## [Source data]
%%

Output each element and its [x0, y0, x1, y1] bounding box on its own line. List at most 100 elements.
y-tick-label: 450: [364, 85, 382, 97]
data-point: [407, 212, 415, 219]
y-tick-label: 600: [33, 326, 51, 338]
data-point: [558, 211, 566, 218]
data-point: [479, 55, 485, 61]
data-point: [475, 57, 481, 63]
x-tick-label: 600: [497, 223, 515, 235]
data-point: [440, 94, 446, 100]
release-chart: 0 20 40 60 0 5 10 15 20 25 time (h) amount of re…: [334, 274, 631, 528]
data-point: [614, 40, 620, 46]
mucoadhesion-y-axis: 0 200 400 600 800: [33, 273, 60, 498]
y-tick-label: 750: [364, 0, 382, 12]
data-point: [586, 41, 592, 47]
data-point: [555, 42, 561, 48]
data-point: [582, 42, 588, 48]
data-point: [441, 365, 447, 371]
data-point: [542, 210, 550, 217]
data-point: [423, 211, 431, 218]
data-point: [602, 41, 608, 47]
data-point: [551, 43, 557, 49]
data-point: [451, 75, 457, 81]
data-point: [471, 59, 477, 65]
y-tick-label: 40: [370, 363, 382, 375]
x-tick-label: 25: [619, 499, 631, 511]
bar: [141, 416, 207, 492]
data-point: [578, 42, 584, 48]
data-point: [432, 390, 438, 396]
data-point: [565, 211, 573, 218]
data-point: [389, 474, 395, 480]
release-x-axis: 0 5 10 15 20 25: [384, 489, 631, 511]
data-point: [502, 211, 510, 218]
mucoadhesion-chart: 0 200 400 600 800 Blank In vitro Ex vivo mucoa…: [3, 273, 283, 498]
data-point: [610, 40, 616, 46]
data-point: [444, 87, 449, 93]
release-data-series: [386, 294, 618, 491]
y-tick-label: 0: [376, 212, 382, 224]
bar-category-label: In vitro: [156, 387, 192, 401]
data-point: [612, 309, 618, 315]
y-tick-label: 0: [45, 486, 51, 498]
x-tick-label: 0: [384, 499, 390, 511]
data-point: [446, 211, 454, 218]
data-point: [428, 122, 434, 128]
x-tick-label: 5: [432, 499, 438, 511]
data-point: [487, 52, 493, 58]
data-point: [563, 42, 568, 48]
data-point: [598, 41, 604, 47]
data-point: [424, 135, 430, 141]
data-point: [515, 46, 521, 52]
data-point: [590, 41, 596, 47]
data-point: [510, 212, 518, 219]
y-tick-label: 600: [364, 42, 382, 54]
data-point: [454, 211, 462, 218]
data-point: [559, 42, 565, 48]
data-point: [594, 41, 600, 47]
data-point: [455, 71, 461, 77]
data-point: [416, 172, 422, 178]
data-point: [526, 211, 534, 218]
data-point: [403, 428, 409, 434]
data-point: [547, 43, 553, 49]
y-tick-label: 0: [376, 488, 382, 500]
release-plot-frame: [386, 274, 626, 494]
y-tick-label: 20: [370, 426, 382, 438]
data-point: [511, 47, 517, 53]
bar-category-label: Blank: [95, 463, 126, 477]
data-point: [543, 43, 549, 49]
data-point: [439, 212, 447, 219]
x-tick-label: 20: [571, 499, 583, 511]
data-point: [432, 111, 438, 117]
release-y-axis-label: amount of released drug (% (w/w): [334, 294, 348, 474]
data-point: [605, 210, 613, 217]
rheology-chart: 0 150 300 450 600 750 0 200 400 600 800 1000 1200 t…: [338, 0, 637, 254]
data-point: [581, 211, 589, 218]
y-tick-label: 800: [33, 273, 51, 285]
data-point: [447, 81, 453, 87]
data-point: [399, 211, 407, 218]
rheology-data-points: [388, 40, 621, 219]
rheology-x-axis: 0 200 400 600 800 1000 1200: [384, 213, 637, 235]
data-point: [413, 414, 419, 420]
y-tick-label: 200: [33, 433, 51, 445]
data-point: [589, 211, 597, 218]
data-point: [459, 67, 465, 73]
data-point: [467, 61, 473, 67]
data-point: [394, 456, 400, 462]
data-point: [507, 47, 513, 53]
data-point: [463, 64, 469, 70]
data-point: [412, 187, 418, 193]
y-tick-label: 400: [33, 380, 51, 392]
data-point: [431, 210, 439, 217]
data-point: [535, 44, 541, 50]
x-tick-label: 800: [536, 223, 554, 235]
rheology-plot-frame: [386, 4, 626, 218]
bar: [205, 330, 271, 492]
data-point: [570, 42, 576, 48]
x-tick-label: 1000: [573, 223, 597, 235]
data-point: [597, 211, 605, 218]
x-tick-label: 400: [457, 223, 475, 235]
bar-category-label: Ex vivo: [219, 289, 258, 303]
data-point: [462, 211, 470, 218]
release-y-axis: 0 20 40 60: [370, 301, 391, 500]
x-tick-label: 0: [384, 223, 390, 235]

%%

## [Exercise directions]
Could you write out the listing exactly, starting from its first line and ending with the line containing "y-tick-label: 0: [376, 488, 382, 500]", including both of those lines?

## [Task response]
Output each element and its [x0, y0, x1, y1] bounding box on its own line. List at most 100 elements.
y-tick-label: 450: [364, 85, 382, 97]
data-point: [407, 212, 415, 219]
y-tick-label: 600: [33, 326, 51, 338]
data-point: [558, 211, 566, 218]
data-point: [479, 55, 485, 61]
data-point: [475, 57, 481, 63]
x-tick-label: 600: [497, 223, 515, 235]
data-point: [440, 94, 446, 100]
release-chart: 0 20 40 60 0 5 10 15 20 25 time (h) amount of re…: [334, 274, 631, 528]
data-point: [614, 40, 620, 46]
mucoadhesion-y-axis: 0 200 400 600 800: [33, 273, 60, 498]
y-tick-label: 750: [364, 0, 382, 12]
data-point: [586, 41, 592, 47]
data-point: [555, 42, 561, 48]
data-point: [582, 42, 588, 48]
data-point: [441, 365, 447, 371]
data-point: [542, 210, 550, 217]
data-point: [423, 211, 431, 218]
data-point: [602, 41, 608, 47]
data-point: [551, 43, 557, 49]
data-point: [451, 75, 457, 81]
data-point: [471, 59, 477, 65]
y-tick-label: 40: [370, 363, 382, 375]
x-tick-label: 25: [619, 499, 631, 511]
bar: [141, 416, 207, 492]
data-point: [578, 42, 584, 48]
data-point: [432, 390, 438, 396]
data-point: [565, 211, 573, 218]
data-point: [389, 474, 395, 480]
release-x-axis: 0 5 10 15 20 25: [384, 489, 631, 511]
data-point: [502, 211, 510, 218]
mucoadhesion-chart: 0 200 400 600 800 Blank In vitro Ex vivo mucoa…: [3, 273, 283, 498]
data-point: [610, 40, 616, 46]
data-point: [444, 87, 449, 93]
release-data-series: [386, 294, 618, 491]
y-tick-label: 0: [376, 212, 382, 224]
bar-category-label: In vitro: [156, 387, 192, 401]
data-point: [612, 309, 618, 315]
y-tick-label: 0: [45, 486, 51, 498]
x-tick-label: 0: [384, 499, 390, 511]
data-point: [446, 211, 454, 218]
data-point: [428, 122, 434, 128]
x-tick-label: 5: [432, 499, 438, 511]
data-point: [487, 52, 493, 58]
data-point: [563, 42, 568, 48]
data-point: [598, 41, 604, 47]
data-point: [424, 135, 430, 141]
data-point: [515, 46, 521, 52]
data-point: [590, 41, 596, 47]
data-point: [510, 212, 518, 219]
y-tick-label: 600: [364, 42, 382, 54]
data-point: [454, 211, 462, 218]
data-point: [559, 42, 565, 48]
data-point: [594, 41, 600, 47]
data-point: [455, 71, 461, 77]
data-point: [416, 172, 422, 178]
data-point: [526, 211, 534, 218]
data-point: [403, 428, 409, 434]
data-point: [547, 43, 553, 49]
y-tick-label: 0: [376, 488, 382, 500]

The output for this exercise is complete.